Task:
Whenever a line below holds the word "泽平宏观", copy that line.
%%
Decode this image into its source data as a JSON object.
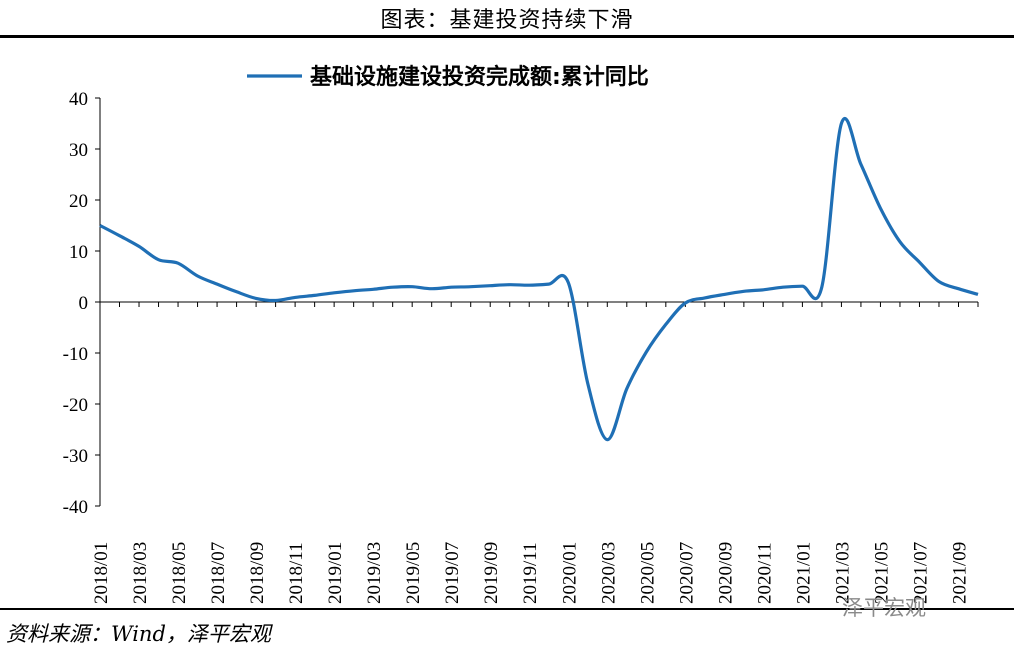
{
  "figure_title": "图表：基建投资持续下滑",
  "source_note": "资料来源：Wind，泽平宏观",
  "watermark": "泽平宏观",
  "colors": {
    "series": "#1f6fb5",
    "axis": "#000000"
  },
  "chart_data": {
    "type": "line",
    "legend_position": "top-center",
    "grid": false,
    "ylim": [
      -40,
      40
    ],
    "yticks": [
      40,
      30,
      20,
      10,
      0,
      -10,
      -20,
      -30,
      -40
    ],
    "ytick_labels": [
      "40",
      "30",
      "20",
      "10",
      "0",
      "-10",
      "-20",
      "-30",
      "-40"
    ],
    "x_tick_labels": [
      "2018/01",
      "2018/03",
      "2018/05",
      "2018/07",
      "2018/09",
      "2018/11",
      "2019/01",
      "2019/03",
      "2019/05",
      "2019/07",
      "2019/09",
      "2019/11",
      "2020/01",
      "2020/03",
      "2020/05",
      "2020/07",
      "2020/09",
      "2020/11",
      "2021/01",
      "2021/03",
      "2021/05",
      "2021/07",
      "2021/09"
    ],
    "x": [
      "2018/01",
      "2018/02",
      "2018/03",
      "2018/04",
      "2018/05",
      "2018/06",
      "2018/07",
      "2018/08",
      "2018/09",
      "2018/10",
      "2018/11",
      "2018/12",
      "2019/01",
      "2019/02",
      "2019/03",
      "2019/04",
      "2019/05",
      "2019/06",
      "2019/07",
      "2019/08",
      "2019/09",
      "2019/10",
      "2019/11",
      "2019/12",
      "2020/01",
      "2020/02",
      "2020/03",
      "2020/04",
      "2020/05",
      "2020/06",
      "2020/07",
      "2020/08",
      "2020/09",
      "2020/10",
      "2020/11",
      "2020/12",
      "2021/01",
      "2021/02",
      "2021/03",
      "2021/04",
      "2021/05",
      "2021/06",
      "2021/07",
      "2021/08",
      "2021/09",
      "2021/10"
    ],
    "series": [
      {
        "name": "基础设施建设投资完成额:累计同比",
        "values": [
          15.0,
          13.0,
          10.9,
          8.3,
          7.6,
          5.1,
          3.5,
          2.0,
          0.7,
          0.3,
          0.9,
          1.3,
          1.8,
          2.2,
          2.5,
          2.9,
          3.0,
          2.6,
          2.9,
          3.0,
          3.2,
          3.4,
          3.3,
          3.5,
          3.8,
          -16.0,
          -27.0,
          -17.0,
          -9.8,
          -4.4,
          -0.2,
          0.8,
          1.5,
          2.1,
          2.4,
          2.9,
          3.1,
          3.0,
          35.0,
          27.0,
          18.4,
          11.8,
          7.8,
          4.0,
          2.6,
          1.5
        ]
      }
    ]
  }
}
%%
Output of the task:
  "source_note": "资料来源：Wind，泽平宏观",
  "watermark": "泽平宏观",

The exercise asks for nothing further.